── Material shown ──
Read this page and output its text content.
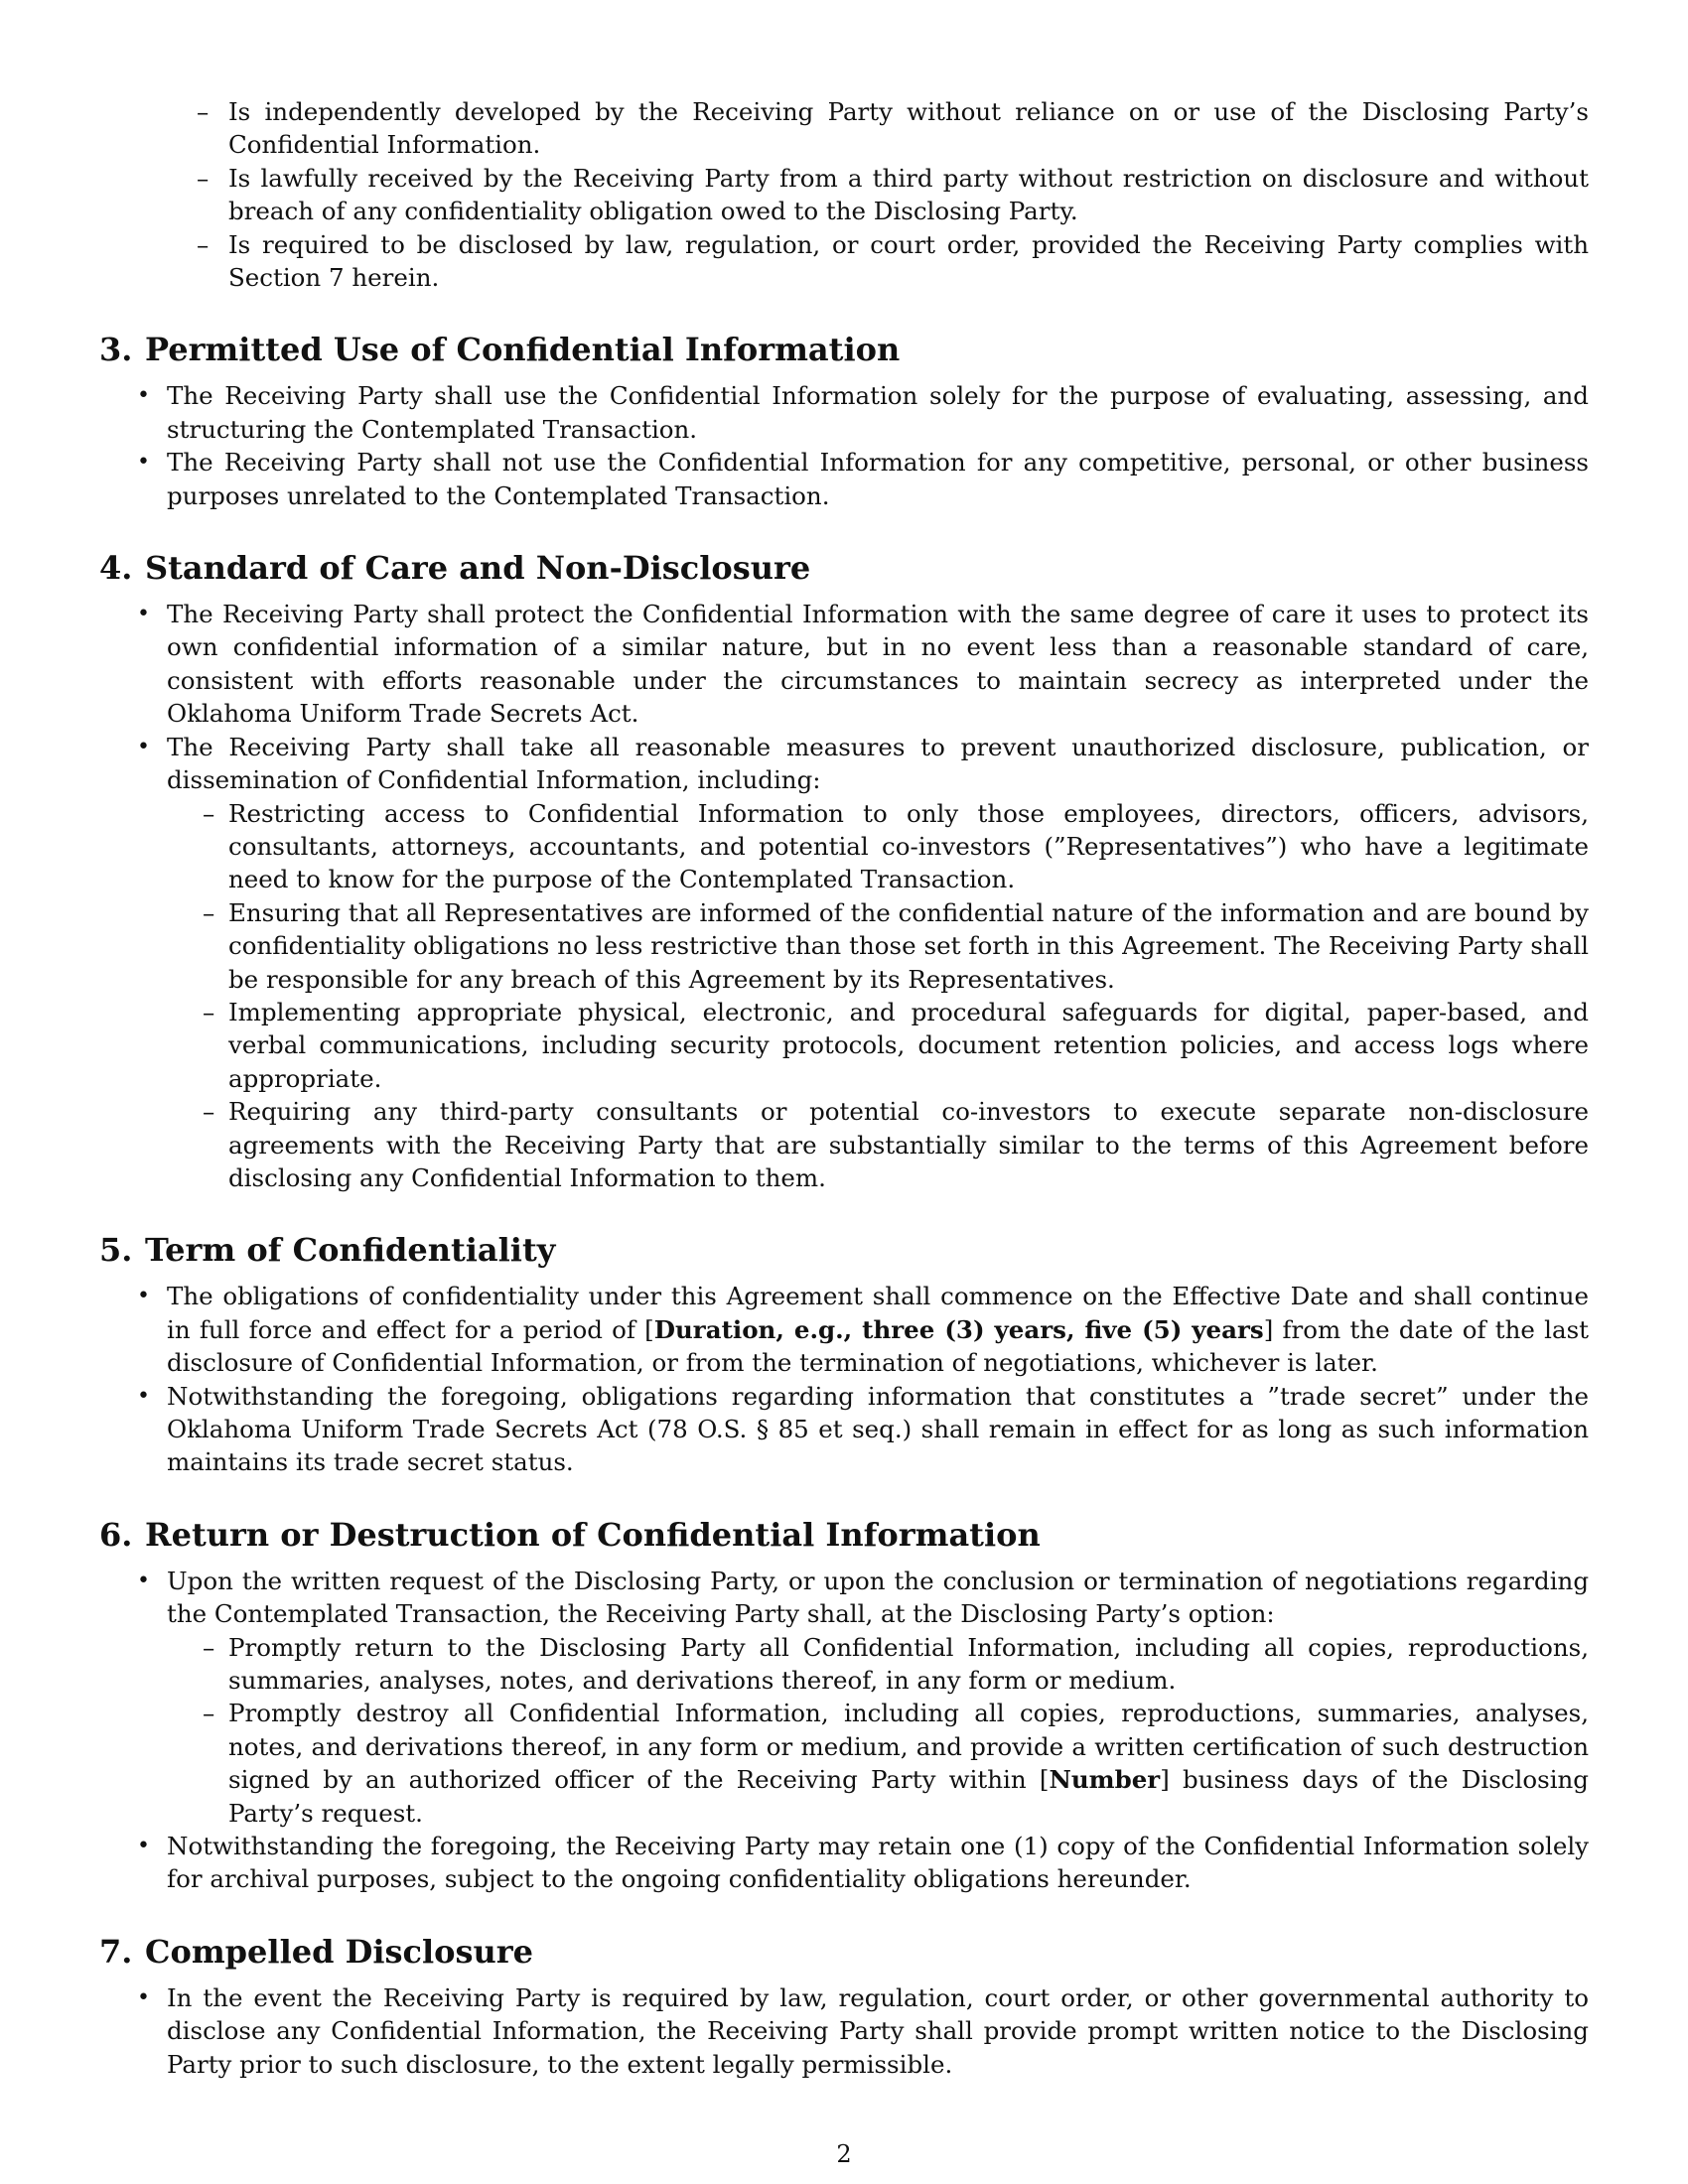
– Is independently developed by the Receiving Party without reliance on or use of the Disclosing Party’s Confidential Information.
– Is lawfully received by the Receiving Party from a third party without restriction on disclosure and without breach of any confidentiality obligation owed to the Disclosing Party.
– Is required to be disclosed by law, regulation, or court order, provided the Receiving Party complies with Section 7 herein.
3. Permitted Use of Confidential Information
• The Receiving Party shall use the Confidential Information solely for the purpose of evaluating, assessing, and structuring the Contemplated Transaction.
• The Receiving Party shall not use the Confidential Information for any competitive, personal, or other business purposes unrelated to the Contemplated Transaction.
4. Standard of Care and Non-Disclosure
• The Receiving Party shall protect the Confidential Information with the same degree of care it uses to protect its own confidential information of a similar nature, but in no event less than a reasonable standard of care, consistent with efforts reasonable under the circumstances to maintain secrecy as interpreted under the Oklahoma Uniform Trade Secrets Act.
• The Receiving Party shall take all reasonable measures to prevent unauthorized disclosure, publication, or dissemination of Confidential Information, including:
– Restricting access to Confidential Information to only those employees, directors, officers, advisors, consultants, attorneys, accountants, and potential co-investors (”Representatives”) who have a legitimate need to know for the purpose of the Contemplated Transaction.
– Ensuring that all Representatives are informed of the confidential nature of the information and are bound by confidentiality obligations no less restrictive than those set forth in this Agreement. The Receiving Party shall be responsible for any breach of this Agreement by its Representatives.
– Implementing appropriate physical, electronic, and procedural safeguards for digital, paper-based, and verbal communications, including security protocols, document retention policies, and access logs where appropriate.
– Requiring any third-party consultants or potential co-investors to execute separate non-disclosure agreements with the Receiving Party that are substantially similar to the terms of this Agreement before disclosing any Confidential Information to them.
5. Term of Confidentiality
• The obligations of confidentiality under this Agreement shall commence on the Effective Date and shall continue in full force and effect for a period of [Duration, e.g., three (3) years, five (5) years] from the date of the last disclosure of Confidential Information, or from the termination of negotiations, whichever is later.
• Notwithstanding the foregoing, obligations regarding information that constitutes a ”trade secret” under the Oklahoma Uniform Trade Secrets Act (78 O.S. § 85 et seq.) shall remain in effect for as long as such information maintains its trade secret status.
6. Return or Destruction of Confidential Information
• Upon the written request of the Disclosing Party, or upon the conclusion or termination of negotiations regarding the Contemplated Transaction, the Receiving Party shall, at the Disclosing Party’s option:
– Promptly return to the Disclosing Party all Confidential Information, including all copies, reproductions, summaries, analyses, notes, and derivations thereof, in any form or medium.
– Promptly destroy all Confidential Information, including all copies, reproductions, summaries, analyses, notes, and derivations thereof, in any form or medium, and provide a written certification of such destruction signed by an authorized officer of the Receiving Party within [Number] business days of the Disclosing Party’s request.
• Notwithstanding the foregoing, the Receiving Party may retain one (1) copy of the Confidential Information solely for archival purposes, subject to the ongoing confidentiality obligations hereunder.
7. Compelled Disclosure
• In the event the Receiving Party is required by law, regulation, court order, or other governmental authority to disclose any Confidential Information, the Receiving Party shall provide prompt written notice to the Disclosing Party prior to such disclosure, to the extent legally permissible.
2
───
◆ **Task requirements**: Write the listing above out again exactly, dropping each image.

◆ **Correct answer**:
Read this page and output its text content.
– Is independently developed by the Receiving Party without reliance on or use of the Disclosing Party’s Confidential Information.
– Is lawfully received by the Receiving Party from a third party without restriction on disclosure and without breach of any confidentiality obligation owed to the Disclosing Party.
– Is required to be disclosed by law, regulation, or court order, provided the Receiving Party complies with Section 7 herein.
3. Permitted Use of Confidential Information
• The Receiving Party shall use the Confidential Information solely for the purpose of evaluating, assessing, and structuring the Contemplated Transaction.
• The Receiving Party shall not use the Confidential Information for any competitive, personal, or other business purposes unrelated to the Contemplated Transaction.
4. Standard of Care and Non-Disclosure
• The Receiving Party shall protect the Confidential Information with the same degree of care it uses to protect its own confidential information of a similar nature, but in no event less than a reasonable standard of care, consistent with efforts reasonable under the circumstances to maintain secrecy as interpreted under the Oklahoma Uniform Trade Secrets Act.
• The Receiving Party shall take all reasonable measures to prevent unauthorized disclosure, publication, or dissemination of Confidential Information, including:
– Restricting access to Confidential Information to only those employees, directors, officers, advisors, consultants, attorneys, accountants, and potential co-investors (”Representatives”) who have a legitimate need to know for the purpose of the Contemplated Transaction.
– Ensuring that all Representatives are informed of the confidential nature of the information and are bound by confidentiality obligations no less restrictive than those set forth in this Agreement. The Receiving Party shall be responsible for any breach of this Agreement by its Representatives.
– Implementing appropriate physical, electronic, and procedural safeguards for digital, paper-based, and verbal communications, including security protocols, document retention policies, and access logs where appropriate.
– Requiring any third-party consultants or potential co-investors to execute separate non-disclosure agreements with the Receiving Party that are substantially similar to the terms of this Agreement before disclosing any Confidential Information to them.
5. Term of Confidentiality
• The obligations of confidentiality under this Agreement shall commence on the Effective Date and shall continue in full force and effect for a period of [Duration, e.g., three (3) years, five (5) years] from the date of the last disclosure of Confidential Information, or from the termination of negotiations, whichever is later.
• Notwithstanding the foregoing, obligations regarding information that constitutes a ”trade secret” under the Oklahoma Uniform Trade Secrets Act (78 O.S. § 85 et seq.) shall remain in effect for as long as such information maintains its trade secret status.
6. Return or Destruction of Confidential Information
• Upon the written request of the Disclosing Party, or upon the conclusion or termination of negotiations regarding the Contemplated Transaction, the Receiving Party shall, at the Disclosing Party’s option:
– Promptly return to the Disclosing Party all Confidential Information, including all copies, reproductions, summaries, analyses, notes, and derivations thereof, in any form or medium.
– Promptly destroy all Confidential Information, including all copies, reproductions, summaries, analyses, notes, and derivations thereof, in any form or medium, and provide a written certification of such destruction signed by an authorized officer of the Receiving Party within [Number] business days of the Disclosing Party’s request.
• Notwithstanding the foregoing, the Receiving Party may retain one (1) copy of the Confidential Information solely for archival purposes, subject to the ongoing confidentiality obligations hereunder.
7. Compelled Disclosure
• In the event the Receiving Party is required by law, regulation, court order, or other governmental authority to disclose any Confidential Information, the Receiving Party shall provide prompt written notice to the Disclosing Party prior to such disclosure, to the extent legally permissible.
2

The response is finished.